Source material
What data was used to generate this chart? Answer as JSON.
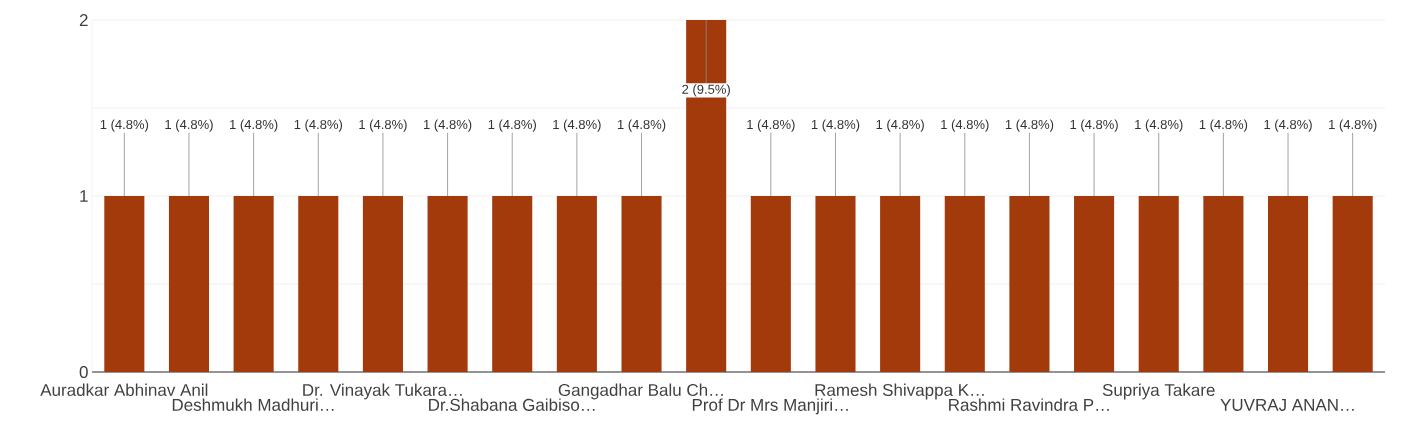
{
  "chart_data": {
    "type": "bar",
    "categories": [
      "Auradkar Abhinav Anil",
      null,
      "Deshmukh Madhuri…",
      null,
      "Dr. Vinayak Tukara…",
      null,
      "Dr.Shabana Gaibiso…",
      null,
      "Gangadhar Balu Ch…",
      null,
      "Prof Dr Mrs Manjiri…",
      null,
      "Ramesh Shivappa K…",
      null,
      "Rashmi Ravindra P…",
      null,
      "Supriya Takare",
      null,
      "YUVRAJ ANAN…",
      null
    ],
    "values": [
      1,
      1,
      1,
      1,
      1,
      1,
      1,
      1,
      1,
      2,
      1,
      1,
      1,
      1,
      1,
      1,
      1,
      1,
      1,
      1
    ],
    "value_labels": [
      "1 (4.8%)",
      "1 (4.8%)",
      "1 (4.8%)",
      "1 (4.8%)",
      "1 (4.8%)",
      "1 (4.8%)",
      "1 (4.8%)",
      "1 (4.8%)",
      "1 (4.8%)",
      "2 (9.5%)",
      "1 (4.8%)",
      "1 (4.8%)",
      "1 (4.8%)",
      "1 (4.8%)",
      "1 (4.8%)",
      "1 (4.8%)",
      "1 (4.8%)",
      "1 (4.8%)",
      "1 (4.8%)",
      "1 (4.8%)"
    ],
    "color": "#a33a0b",
    "ylim": [
      0,
      2
    ],
    "yticks": [
      0,
      {
        "value": 0.5,
        "label": null
      },
      1,
      {
        "value": 1.5,
        "label": null
      },
      2
    ],
    "grid": "y"
  }
}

Task directions
The data above should be repeated exactly, minus any pictures.

Answer to the problem
What data was used to generate this chart? Answer as JSON.
{
  "chart_data": {
    "type": "bar",
    "categories": [
      "Auradkar Abhinav Anil",
      null,
      "Deshmukh Madhuri…",
      null,
      "Dr. Vinayak Tukara…",
      null,
      "Dr.Shabana Gaibiso…",
      null,
      "Gangadhar Balu Ch…",
      null,
      "Prof Dr Mrs Manjiri…",
      null,
      "Ramesh Shivappa K…",
      null,
      "Rashmi Ravindra P…",
      null,
      "Supriya Takare",
      null,
      "YUVRAJ ANAN…",
      null
    ],
    "values": [
      1,
      1,
      1,
      1,
      1,
      1,
      1,
      1,
      1,
      2,
      1,
      1,
      1,
      1,
      1,
      1,
      1,
      1,
      1,
      1
    ],
    "value_labels": [
      "1 (4.8%)",
      "1 (4.8%)",
      "1 (4.8%)",
      "1 (4.8%)",
      "1 (4.8%)",
      "1 (4.8%)",
      "1 (4.8%)",
      "1 (4.8%)",
      "1 (4.8%)",
      "2 (9.5%)",
      "1 (4.8%)",
      "1 (4.8%)",
      "1 (4.8%)",
      "1 (4.8%)",
      "1 (4.8%)",
      "1 (4.8%)",
      "1 (4.8%)",
      "1 (4.8%)",
      "1 (4.8%)",
      "1 (4.8%)"
    ],
    "color": "#a33a0b",
    "ylim": [
      0,
      2
    ],
    "yticks": [
      0,
      {
        "value": 0.5,
        "label": null
      },
      1,
      {
        "value": 1.5,
        "label": null
      },
      2
    ],
    "grid": "y"
  }
}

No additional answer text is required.